-- Start --

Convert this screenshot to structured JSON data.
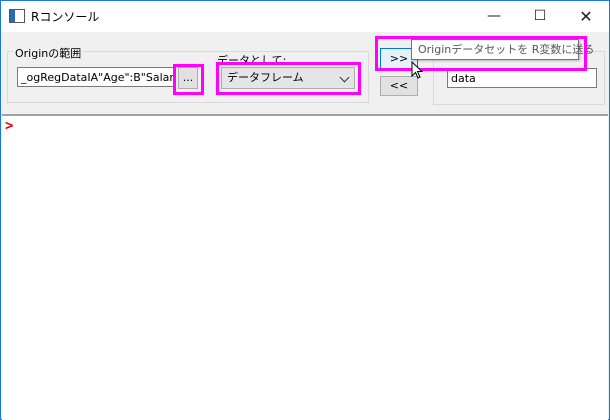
{
  "window": {
    "title": "Rコンソール",
    "minimize_glyph": "—",
    "maximize_glyph": "☐",
    "close_glyph": "✕"
  },
  "range_group": {
    "label": "Originの範囲",
    "value": "_ogRegDataIA\"Age\":B\"Salary\"",
    "browse_label": "..."
  },
  "as_group": {
    "label": "データとして:",
    "selected": "データフレーム"
  },
  "transfer": {
    "send_label": ">>",
    "receive_label": "<<",
    "tooltip": "Originデータセットを R変数に送る"
  },
  "rvar_group": {
    "value": "data"
  },
  "console": {
    "prompt": ">"
  },
  "colors": {
    "highlight": "#ff00ff",
    "prompt": "#e00000",
    "accent": "#0078d7"
  },
  "icons": [
    "app-window-icon",
    "chevron-down-icon",
    "mouse-pointer-icon"
  ]
}
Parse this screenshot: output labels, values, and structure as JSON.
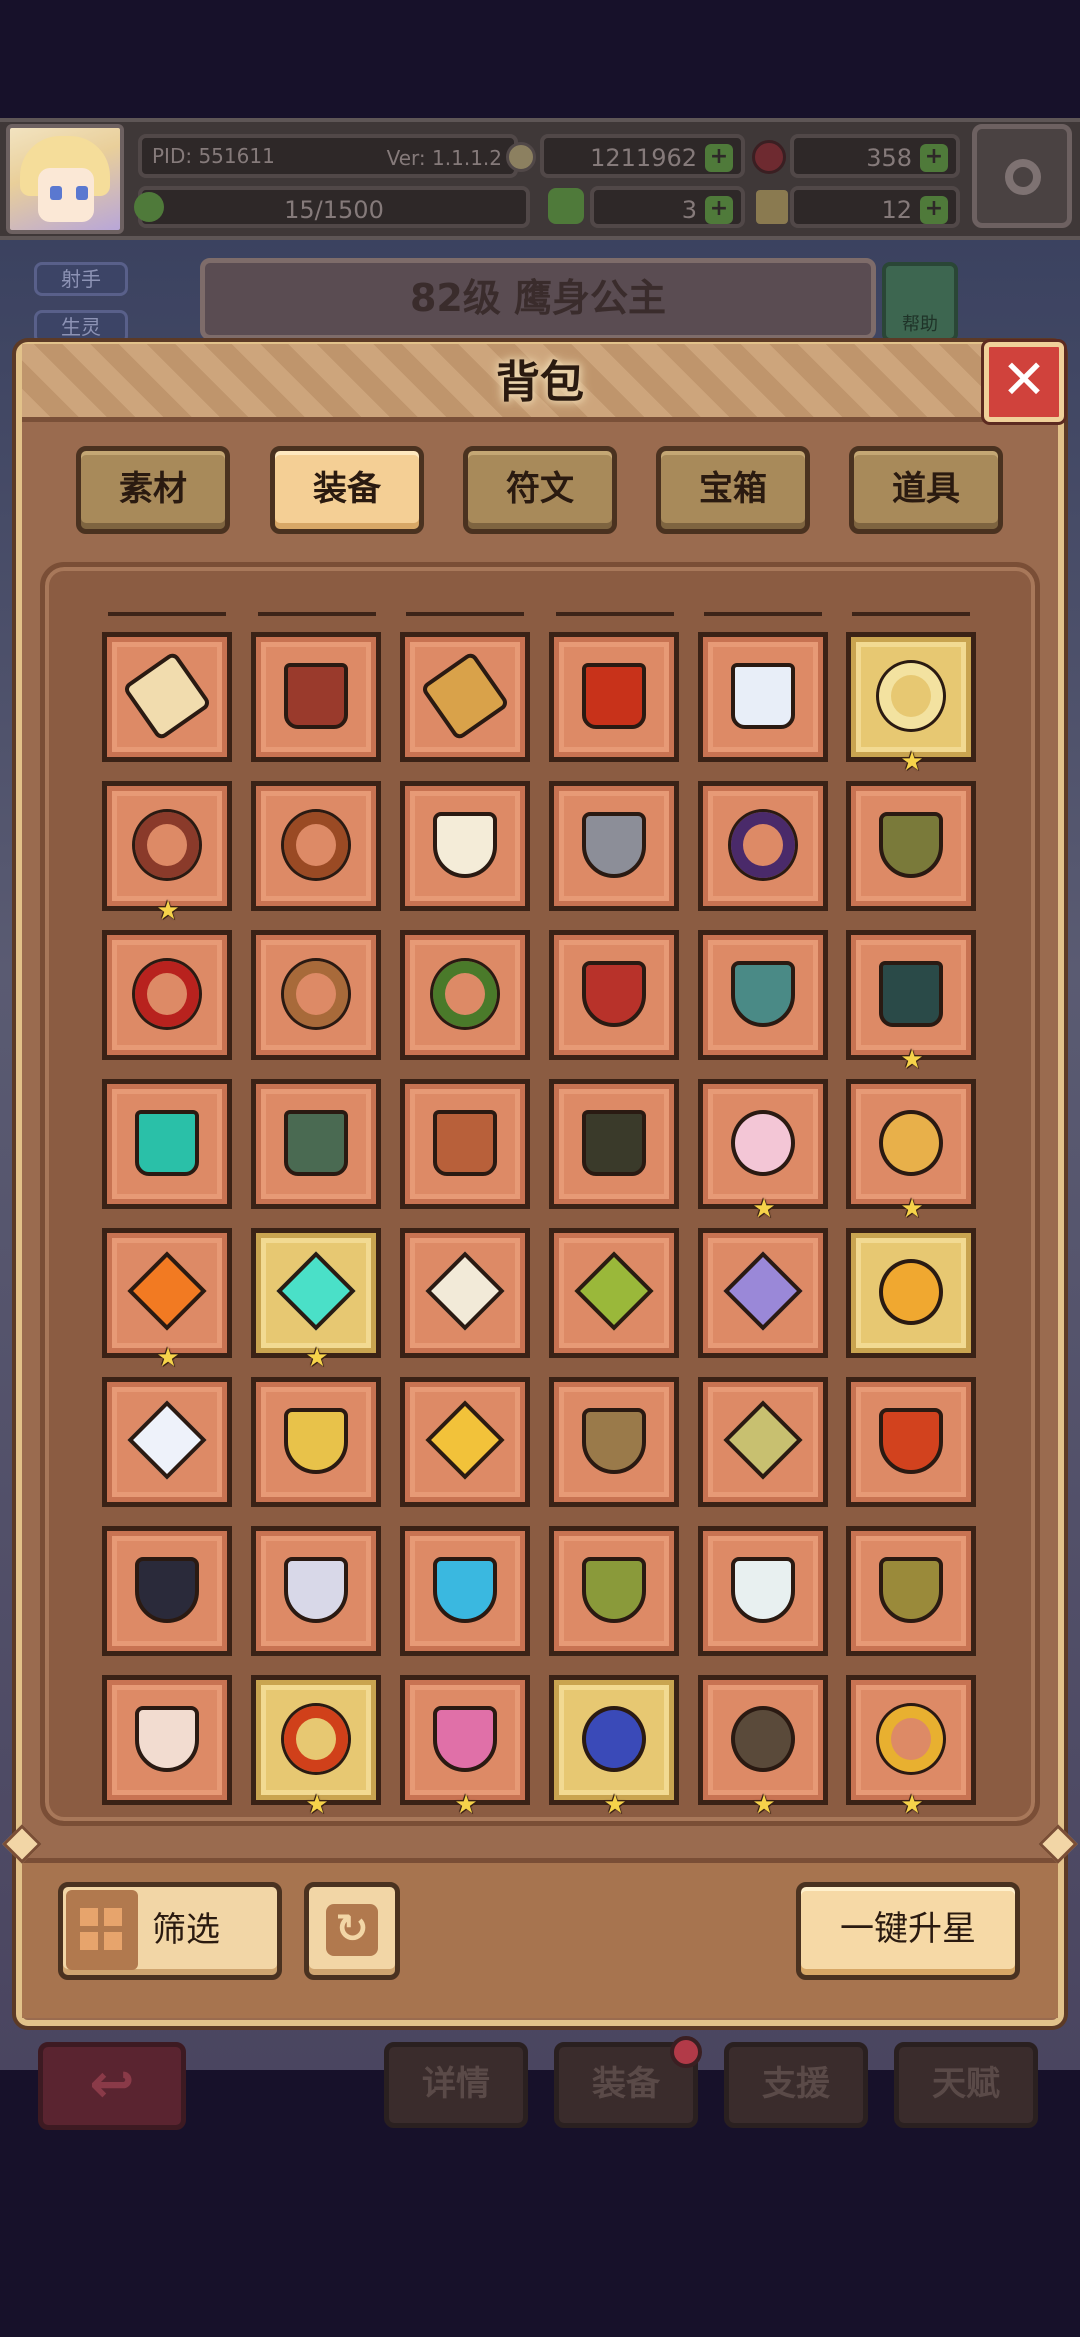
{
  "hud": {
    "pid": "PID: 551611",
    "version": "Ver: 1.1.1.2",
    "gold": "1211962",
    "gems": "358",
    "energy": "15/1500",
    "clovers": "3",
    "keys": "12",
    "plus": "+"
  },
  "background": {
    "side_tags": [
      "射手",
      "生灵"
    ],
    "hero_title": "82级 鹰身公主",
    "help_label": "帮助",
    "back_icon": "↩",
    "bottom_tabs": [
      "详情",
      "装备",
      "支援",
      "天赋"
    ]
  },
  "panel": {
    "title": "背包",
    "close_label": "✕",
    "tabs": [
      {
        "label": "素材",
        "active": false
      },
      {
        "label": "装备",
        "active": true
      },
      {
        "label": "符文",
        "active": false
      },
      {
        "label": "宝箱",
        "active": false
      },
      {
        "label": "道具",
        "active": false
      }
    ],
    "filter_label": "筛选",
    "refresh_icon": "↻",
    "upstar_label": "一键升星"
  },
  "inventory": [
    [
      {
        "icon": "scroll-icon",
        "color": "#f1dcae",
        "shape": "s-scroll",
        "gold": false,
        "star": false
      },
      {
        "icon": "gauntlet-icon",
        "color": "#9a3a2c",
        "shape": "s-boot",
        "gold": false,
        "star": false
      },
      {
        "icon": "bracer-icon",
        "color": "#d9a24a",
        "shape": "s-scroll",
        "gold": false,
        "star": false
      },
      {
        "icon": "lava-armor-icon",
        "color": "#c8321a",
        "shape": "s-boot",
        "gold": false,
        "star": false
      },
      {
        "icon": "crystal-glove-icon",
        "color": "#e8eef8",
        "shape": "s-boot",
        "gold": false,
        "star": false
      },
      {
        "icon": "gold-bracelet-icon",
        "color": "#f3e2a0",
        "shape": "s-ring",
        "gold": true,
        "star": true
      }
    ],
    [
      {
        "icon": "jeweled-belt-icon",
        "color": "#8a3a2a",
        "shape": "s-ring",
        "gold": false,
        "star": true
      },
      {
        "icon": "emerald-belt-icon",
        "color": "#9a4a24",
        "shape": "s-ring",
        "gold": false,
        "star": false
      },
      {
        "icon": "white-belt-icon",
        "color": "#f4ecd8",
        "shape": "s-amulet",
        "gold": false,
        "star": false
      },
      {
        "icon": "stone-belt-icon",
        "color": "#8c8e98",
        "shape": "s-amulet",
        "gold": false,
        "star": false
      },
      {
        "icon": "violet-belt-icon",
        "color": "#4a2a6a",
        "shape": "s-ring",
        "gold": false,
        "star": false
      },
      {
        "icon": "olive-belt-icon",
        "color": "#7a7a3a",
        "shape": "s-amulet",
        "gold": false,
        "star": false
      }
    ],
    [
      {
        "icon": "ruby-belt-icon",
        "color": "#b8221e",
        "shape": "s-ring",
        "gold": false,
        "star": false
      },
      {
        "icon": "bronze-ring-icon",
        "color": "#a86a3a",
        "shape": "s-ring",
        "gold": false,
        "star": false
      },
      {
        "icon": "jade-ring-icon",
        "color": "#4a7a2a",
        "shape": "s-ring",
        "gold": false,
        "star": false
      },
      {
        "icon": "crown-belt-icon",
        "color": "#b8322a",
        "shape": "s-amulet",
        "gold": false,
        "star": false
      },
      {
        "icon": "teal-cape-icon",
        "color": "#4a8a86",
        "shape": "s-amulet",
        "gold": false,
        "star": false
      },
      {
        "icon": "dark-boots-icon",
        "color": "#2a4a48",
        "shape": "s-boot",
        "gold": false,
        "star": true
      }
    ],
    [
      {
        "icon": "emerald-boots-icon",
        "color": "#2ac0a8",
        "shape": "s-boot",
        "gold": false,
        "star": false
      },
      {
        "icon": "iron-boots-icon",
        "color": "#4a6a52",
        "shape": "s-boot",
        "gold": false,
        "star": false
      },
      {
        "icon": "leather-boots-icon",
        "color": "#b8603a",
        "shape": "s-boot",
        "gold": false,
        "star": false
      },
      {
        "icon": "shadow-boots-icon",
        "color": "#3a3a2a",
        "shape": "s-boot",
        "gold": false,
        "star": false
      },
      {
        "icon": "heart-charm-icon",
        "color": "#f3c6d6",
        "shape": "s-round",
        "gold": false,
        "star": true
      },
      {
        "icon": "sun-eye-icon",
        "color": "#e8b04a",
        "shape": "s-round",
        "gold": false,
        "star": true
      }
    ],
    [
      {
        "icon": "fire-gem-icon",
        "color": "#f27a22",
        "shape": "s-gem",
        "gold": false,
        "star": true
      },
      {
        "icon": "aqua-gem-icon",
        "color": "#4ae0c8",
        "shape": "s-gem",
        "gold": true,
        "star": true
      },
      {
        "icon": "pearl-gem-icon",
        "color": "#f2ead8",
        "shape": "s-gem",
        "gold": false,
        "star": false
      },
      {
        "icon": "leaf-gem-icon",
        "color": "#9ab83a",
        "shape": "s-gem",
        "gold": false,
        "star": false
      },
      {
        "icon": "amethyst-gem-icon",
        "color": "#9a88d8",
        "shape": "s-gem",
        "gold": false,
        "star": false
      },
      {
        "icon": "amber-coin-icon",
        "color": "#f0a830",
        "shape": "s-round",
        "gold": true,
        "star": false
      }
    ],
    [
      {
        "icon": "star-crystal-icon",
        "color": "#eef2fa",
        "shape": "s-gem",
        "gold": false,
        "star": false
      },
      {
        "icon": "gold-shield-icon",
        "color": "#e8c24a",
        "shape": "s-amulet",
        "gold": false,
        "star": false
      },
      {
        "icon": "sun-emblem-icon",
        "color": "#f2c23a",
        "shape": "s-gem",
        "gold": false,
        "star": false
      },
      {
        "icon": "bronze-relic-icon",
        "color": "#9a7a4a",
        "shape": "s-amulet",
        "gold": false,
        "star": false
      },
      {
        "icon": "amethyst-relic-icon",
        "color": "#c8c070",
        "shape": "s-gem",
        "gold": false,
        "star": false
      },
      {
        "icon": "flame-heart-icon",
        "color": "#d2421e",
        "shape": "s-amulet",
        "gold": false,
        "star": false
      }
    ],
    [
      {
        "icon": "black-necklace-icon",
        "color": "#2a2a3a",
        "shape": "s-amulet",
        "gold": false,
        "star": false
      },
      {
        "icon": "silver-necklace-icon",
        "color": "#d8d8e8",
        "shape": "s-amulet",
        "gold": false,
        "star": false
      },
      {
        "icon": "sapphire-necklace-icon",
        "color": "#3ab8e0",
        "shape": "s-amulet",
        "gold": false,
        "star": false
      },
      {
        "icon": "emerald-necklace-icon",
        "color": "#8a9a3a",
        "shape": "s-amulet",
        "gold": false,
        "star": false
      },
      {
        "icon": "aqua-necklace-icon",
        "color": "#e8f0f0",
        "shape": "s-amulet",
        "gold": false,
        "star": false
      },
      {
        "icon": "jeweled-necklace-icon",
        "color": "#9a8a3a",
        "shape": "s-amulet",
        "gold": false,
        "star": false
      }
    ],
    [
      {
        "icon": "heart-pendant-icon",
        "color": "#f2dcd0",
        "shape": "s-amulet",
        "gold": false,
        "star": false
      },
      {
        "icon": "fire-ring-icon",
        "color": "#d0401a",
        "shape": "s-ring",
        "gold": true,
        "star": true
      },
      {
        "icon": "pink-heart-icon",
        "color": "#e070a8",
        "shape": "s-amulet",
        "gold": false,
        "star": true
      },
      {
        "icon": "sapphire-ring-icon",
        "color": "#3a4ab8",
        "shape": "s-round",
        "gold": true,
        "star": true
      },
      {
        "icon": "onyx-ring-icon",
        "color": "#5a4a3a",
        "shape": "s-round",
        "gold": false,
        "star": true
      },
      {
        "icon": "gold-ring-icon",
        "color": "#e8b030",
        "shape": "s-ring",
        "gold": false,
        "star": true
      }
    ]
  ]
}
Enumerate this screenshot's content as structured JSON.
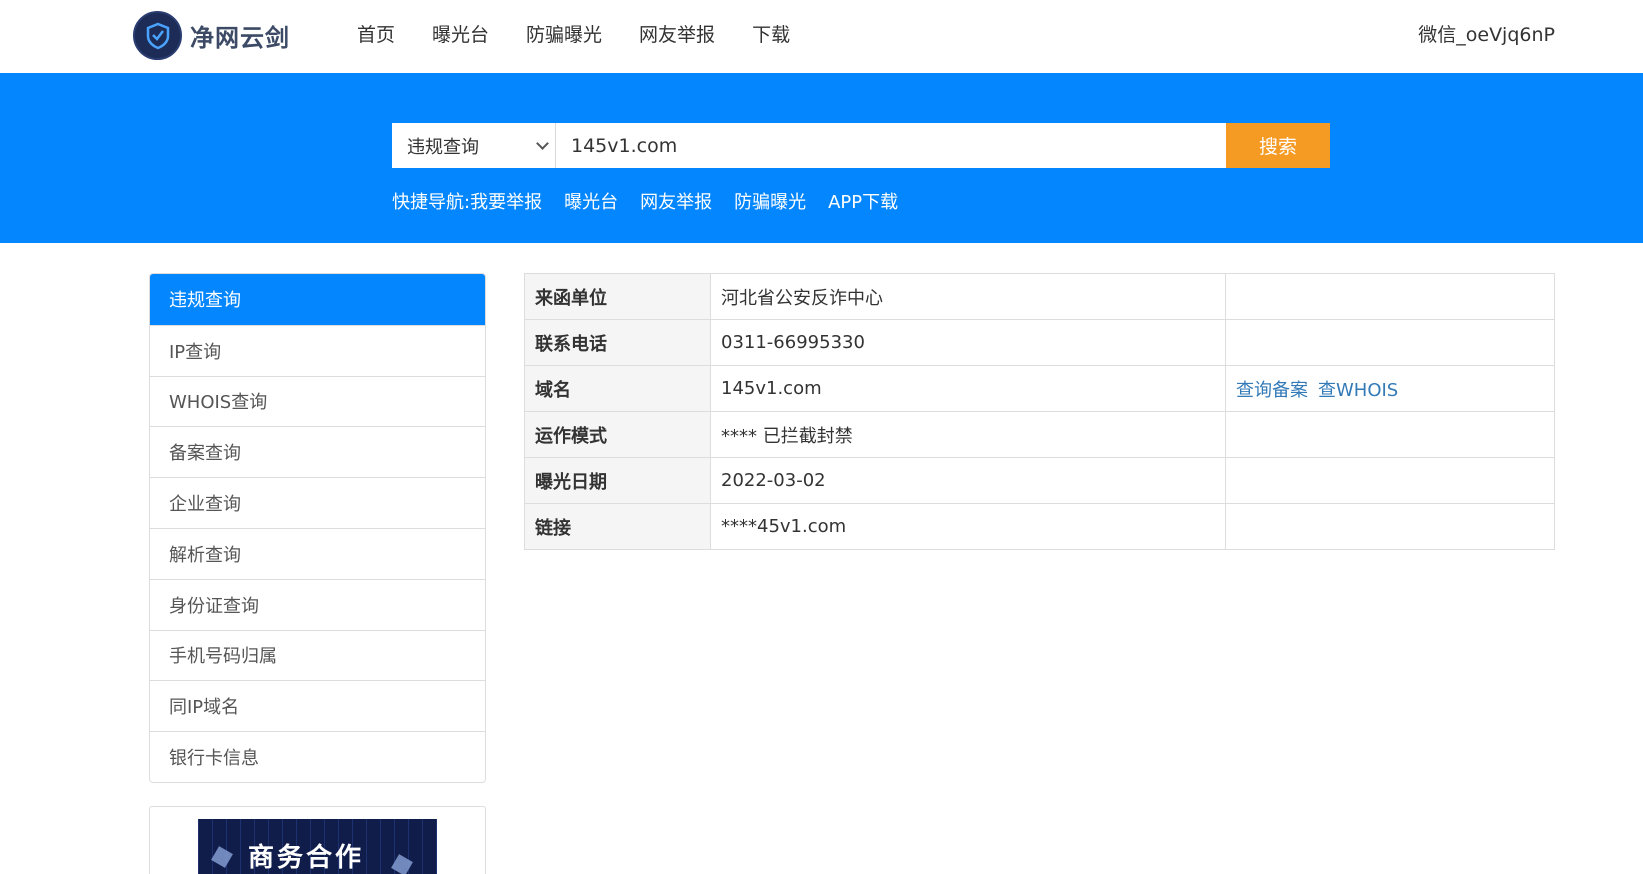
{
  "header": {
    "logo_text": "净网云剑",
    "nav": [
      "首页",
      "曝光台",
      "防骗曝光",
      "网友举报",
      "下载"
    ],
    "user": "微信_oeVjq6nP"
  },
  "search": {
    "select_value": "违规查询",
    "input_value": "145v1.com",
    "button_label": "搜索"
  },
  "quick_nav": {
    "label": "快捷导航:",
    "links": [
      "我要举报",
      "曝光台",
      "网友举报",
      "防骗曝光",
      "APP下载"
    ]
  },
  "sidebar": {
    "items": [
      {
        "label": "违规查询",
        "active": true
      },
      {
        "label": "IP查询"
      },
      {
        "label": "WHOIS查询"
      },
      {
        "label": "备案查询"
      },
      {
        "label": "企业查询"
      },
      {
        "label": "解析查询"
      },
      {
        "label": "身份证查询"
      },
      {
        "label": "手机号码归属"
      },
      {
        "label": "同IP域名"
      },
      {
        "label": "银行卡信息"
      }
    ],
    "promo_text": "商务合作"
  },
  "info_table": {
    "rows": [
      {
        "key": "来函单位",
        "value": "河北省公安反诈中心"
      },
      {
        "key": "联系电话",
        "value": "0311-66995330"
      },
      {
        "key": "域名",
        "value": "145v1.com",
        "links": [
          "查询备案",
          "查WHOIS"
        ]
      },
      {
        "key": "运作模式",
        "value": "**** 已拦截封禁"
      },
      {
        "key": "曝光日期",
        "value": "2022-03-02"
      },
      {
        "key": "链接",
        "value": "****45v1.com"
      }
    ]
  },
  "colors": {
    "primary_blue": "#0486fe",
    "search_button": "#f59a23",
    "link": "#337ab7"
  }
}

-- End --

What is expected — Where a line of the records above holds the word "screenshot", copy that line.

Right answer —
Convert this screenshot to structured JSON data.
Parse this screenshot: output labels, values, and structure as JSON.
Enumerate this screenshot's content as structured JSON.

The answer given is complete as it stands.